Records from a data collection:
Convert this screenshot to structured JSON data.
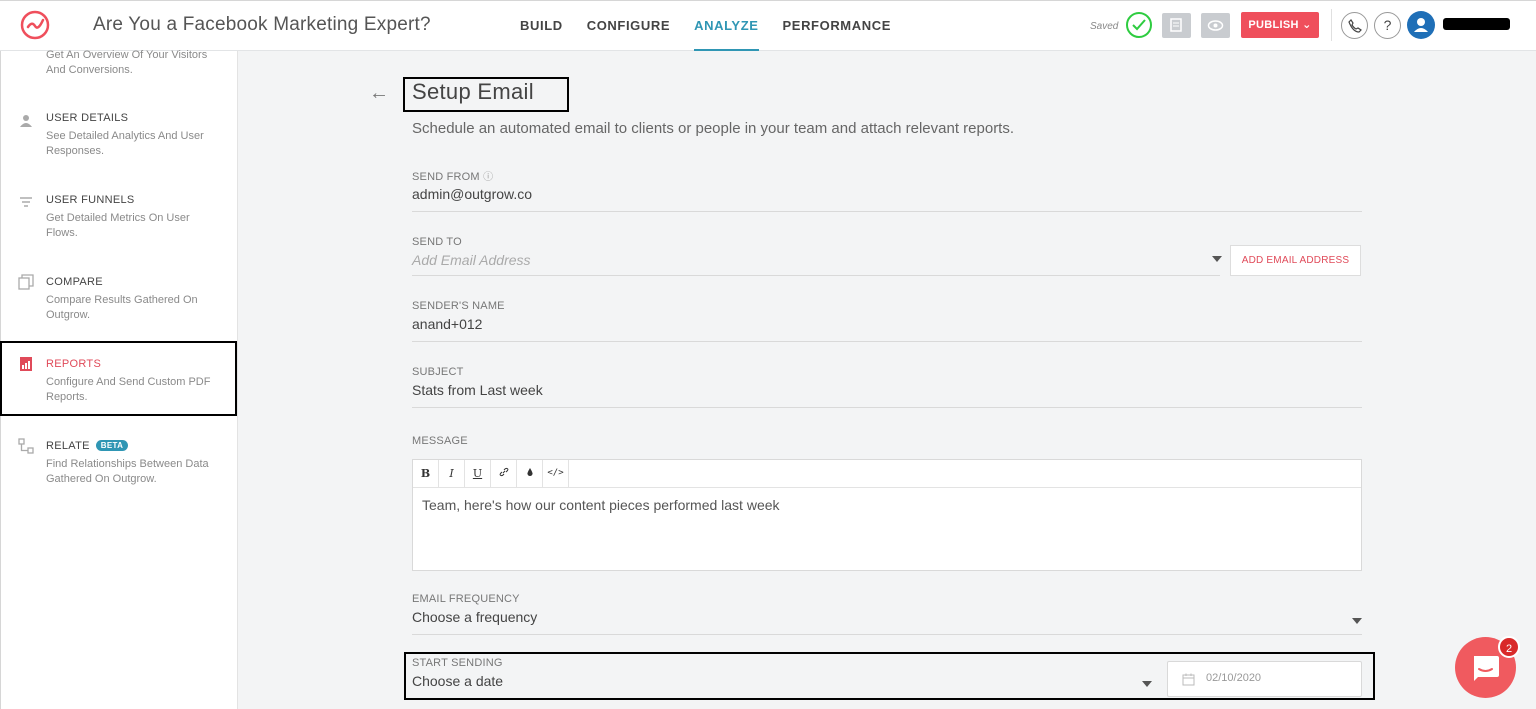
{
  "header": {
    "title": "Are You a Facebook Marketing Expert?",
    "nav": [
      {
        "label": "BUILD",
        "active": false
      },
      {
        "label": "CONFIGURE",
        "active": false
      },
      {
        "label": "ANALYZE",
        "active": true
      },
      {
        "label": "PERFORMANCE",
        "active": false
      }
    ],
    "saved_label": "Saved",
    "publish_label": "PUBLISH",
    "help_label": "?",
    "accent_color": "#2f96b4",
    "publish_color": "#ef4f5c"
  },
  "sidebar": {
    "items": [
      {
        "title": "",
        "desc": "Get An Overview Of Your Visitors And Conversions.",
        "icon": "overview-icon"
      },
      {
        "title": "USER DETAILS",
        "desc": "See Detailed Analytics And User Responses.",
        "icon": "user-icon"
      },
      {
        "title": "USER FUNNELS",
        "desc": "Get Detailed Metrics On User Flows.",
        "icon": "filter-icon"
      },
      {
        "title": "COMPARE",
        "desc": "Compare Results Gathered On Outgrow.",
        "icon": "compare-icon"
      },
      {
        "title": "REPORTS",
        "desc": "Configure And Send Custom PDF Reports.",
        "icon": "report-icon",
        "active": true
      },
      {
        "title": "RELATE",
        "desc": "Find Relationships Between Data Gathered On Outgrow.",
        "icon": "relate-icon",
        "badge": "BETA"
      }
    ]
  },
  "main": {
    "title": "Setup Email",
    "subtitle": "Schedule an automated email to clients or people in your team and attach relevant reports.",
    "send_from": {
      "label": "SEND FROM",
      "value": "admin@outgrow.co"
    },
    "send_to": {
      "label": "SEND TO",
      "placeholder": "Add Email Address",
      "button": "ADD EMAIL ADDRESS"
    },
    "sender_name": {
      "label": "SENDER'S NAME",
      "value": "anand+012"
    },
    "subject": {
      "label": "SUBJECT",
      "value": "Stats from Last week"
    },
    "message": {
      "label": "MESSAGE",
      "toolbar": [
        "B",
        "I",
        "U",
        "link",
        "color",
        "</>"
      ],
      "text": "Team, here's how our content pieces performed last week"
    },
    "frequency": {
      "label": "EMAIL FREQUENCY",
      "value": "Choose a frequency"
    },
    "start": {
      "label": "START SENDING",
      "value": "Choose a date",
      "date": "02/10/2020"
    }
  },
  "chat": {
    "badge": "2"
  }
}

• **Aim**: Pull out all lines containing "Detailed".

• **Answer for this exercise**:
        "desc": "See Detailed Analytics And User Responses.",
        "desc": "Get Detailed Metrics On User Flows.",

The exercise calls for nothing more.